**PROVIDED DATA:**

** BEGIN **

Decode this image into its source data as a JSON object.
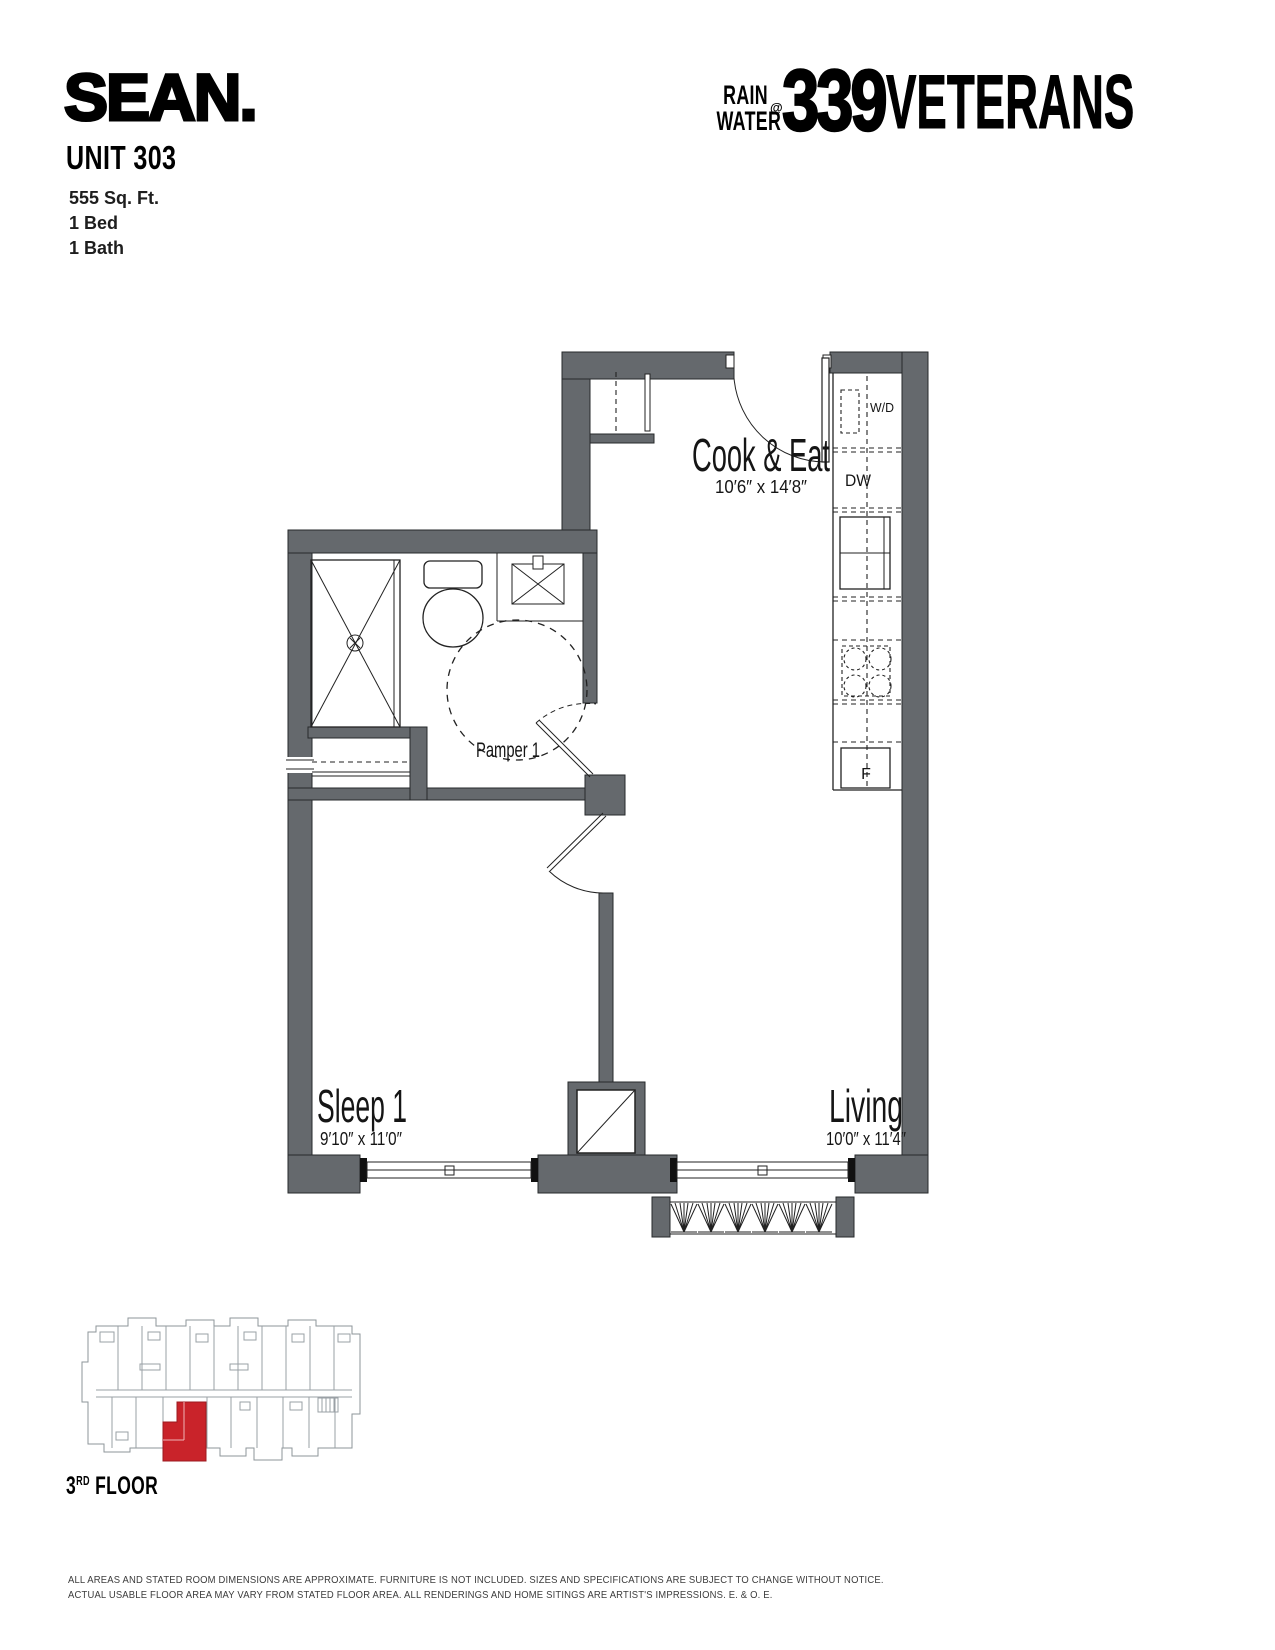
{
  "header": {
    "brand": "SEAN.",
    "unit_title": "UNIT 303",
    "details": [
      "555 Sq. Ft.",
      "1 Bed",
      "1 Bath"
    ],
    "building_logo": {
      "line1": "RAIN",
      "line2": "WATER",
      "at": "@",
      "number": "339",
      "name": "VETERANS"
    }
  },
  "floorplan": {
    "rooms": [
      {
        "name": "Cook & Eat",
        "dims": "10′6″ x 14′8″"
      },
      {
        "name": "Pamper 1",
        "dims": ""
      },
      {
        "name": "Sleep 1",
        "dims": "9′10″ x 11′0″"
      },
      {
        "name": "Living",
        "dims": "10′0″ x 11′4″"
      }
    ],
    "appliances": {
      "washer_dryer": "W/D",
      "dishwasher": "DW",
      "fridge": "F"
    }
  },
  "keyplan": {
    "floor_number": "3",
    "floor_ordinal": "RD",
    "floor_word": " FLOOR"
  },
  "disclaimer": {
    "line1": "ALL AREAS AND STATED ROOM DIMENSIONS ARE APPROXIMATE. FURNITURE IS NOT INCLUDED. SIZES AND SPECIFICATIONS ARE SUBJECT TO CHANGE WITHOUT NOTICE.",
    "line2": "ACTUAL USABLE FLOOR AREA MAY VARY FROM STATED FLOOR AREA. ALL RENDERINGS AND HOME SITINGS ARE ARTIST'S IMPRESSIONS. E. & O. E."
  },
  "colors": {
    "wall_gray": "#65696d",
    "keyplan_line": "#9aa0a5",
    "unit_highlight_red": "#c9232a"
  }
}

** END **

**TASK GOAL:** Whenever "STATED" turns up in a line, pick that line out.

**RESULT:**
    "line1": "ALL AREAS AND STATED ROOM DIMENSIONS ARE APPROXIMATE. FURNITURE IS NOT INCLUDED. SIZES AND SPECIFICATIONS ARE SUBJECT TO CHANGE WITHOUT NOTICE.",
    "line2": "ACTUAL USABLE FLOOR AREA MAY VARY FROM STATED FLOOR AREA. ALL RENDERINGS AND HOME SITINGS ARE ARTIST'S IMPRESSIONS. E. & O. E."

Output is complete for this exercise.